GIVEN REQUEST:
Every entry below should be repeated exactly; the pictures should not.

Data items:

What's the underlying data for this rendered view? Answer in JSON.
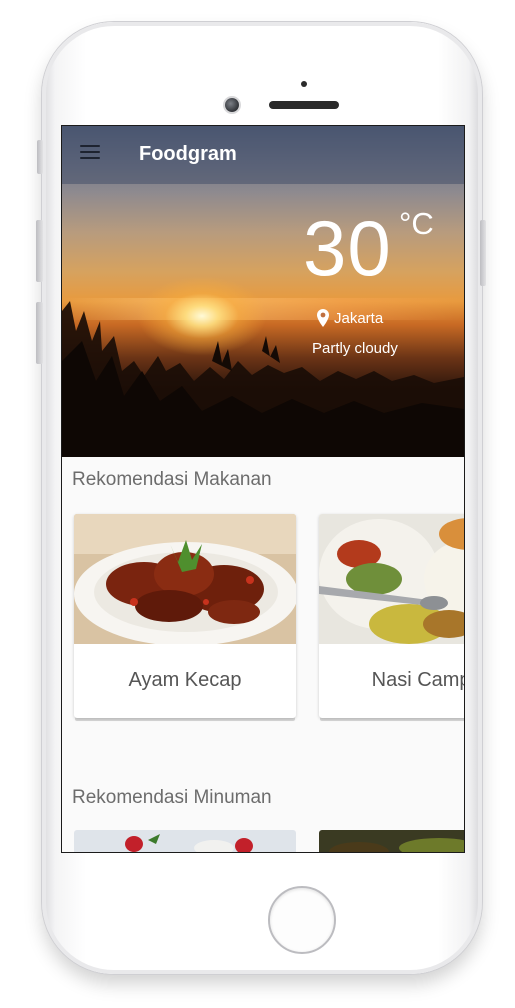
{
  "app": {
    "title": "Foodgram"
  },
  "weather": {
    "temperature": "30",
    "unit": "°C",
    "location": "Jakarta",
    "condition": "Partly cloudy"
  },
  "sections": {
    "food_title": "Rekomendasi Makanan",
    "drink_title": "Rekomendasi Minuman"
  },
  "food_items": [
    {
      "name": "Ayam Kecap"
    },
    {
      "name": "Nasi Campur"
    }
  ],
  "icons": {
    "menu": "hamburger-menu-icon",
    "location": "location-pin-icon"
  },
  "colors": {
    "appbar_overlay": "#46506980",
    "section_title": "#6c6c6c",
    "card_label": "#555555",
    "screen_background": "#fafafa"
  }
}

EXERCISE SOLUTION:
What's the underlying data for this rendered view? Answer in JSON.
{
  "app": {
    "title": "Foodgram"
  },
  "weather": {
    "temperature": "30",
    "unit": "°C",
    "location": "Jakarta",
    "condition": "Partly cloudy"
  },
  "sections": {
    "food_title": "Rekomendasi Makanan",
    "drink_title": "Rekomendasi Minuman"
  },
  "food_items": [
    {
      "name": "Ayam Kecap"
    },
    {
      "name": "Nasi Campur"
    }
  ],
  "icons": {
    "menu": "hamburger-menu-icon",
    "location": "location-pin-icon"
  },
  "colors": {
    "appbar_overlay": "#46506980",
    "section_title": "#6c6c6c",
    "card_label": "#555555",
    "screen_background": "#fafafa"
  }
}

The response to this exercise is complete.